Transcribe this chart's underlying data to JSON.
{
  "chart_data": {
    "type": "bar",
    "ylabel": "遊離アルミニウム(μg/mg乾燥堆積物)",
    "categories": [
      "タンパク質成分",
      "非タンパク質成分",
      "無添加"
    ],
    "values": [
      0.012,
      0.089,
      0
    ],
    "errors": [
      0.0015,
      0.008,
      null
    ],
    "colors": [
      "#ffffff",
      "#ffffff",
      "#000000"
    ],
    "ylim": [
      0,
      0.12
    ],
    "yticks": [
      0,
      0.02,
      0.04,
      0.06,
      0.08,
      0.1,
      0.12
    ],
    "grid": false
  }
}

- _Task directions_
Take the lines above and print them exactly.

- _Exercise response_
Transcribe this chart's underlying data to JSON.
{
  "chart_data": {
    "type": "bar",
    "ylabel": "遊離アルミニウム(μg/mg乾燥堆積物)",
    "categories": [
      "タンパク質成分",
      "非タンパク質成分",
      "無添加"
    ],
    "values": [
      0.012,
      0.089,
      0
    ],
    "errors": [
      0.0015,
      0.008,
      null
    ],
    "colors": [
      "#ffffff",
      "#ffffff",
      "#000000"
    ],
    "ylim": [
      0,
      0.12
    ],
    "yticks": [
      0,
      0.02,
      0.04,
      0.06,
      0.08,
      0.1,
      0.12
    ],
    "grid": false
  }
}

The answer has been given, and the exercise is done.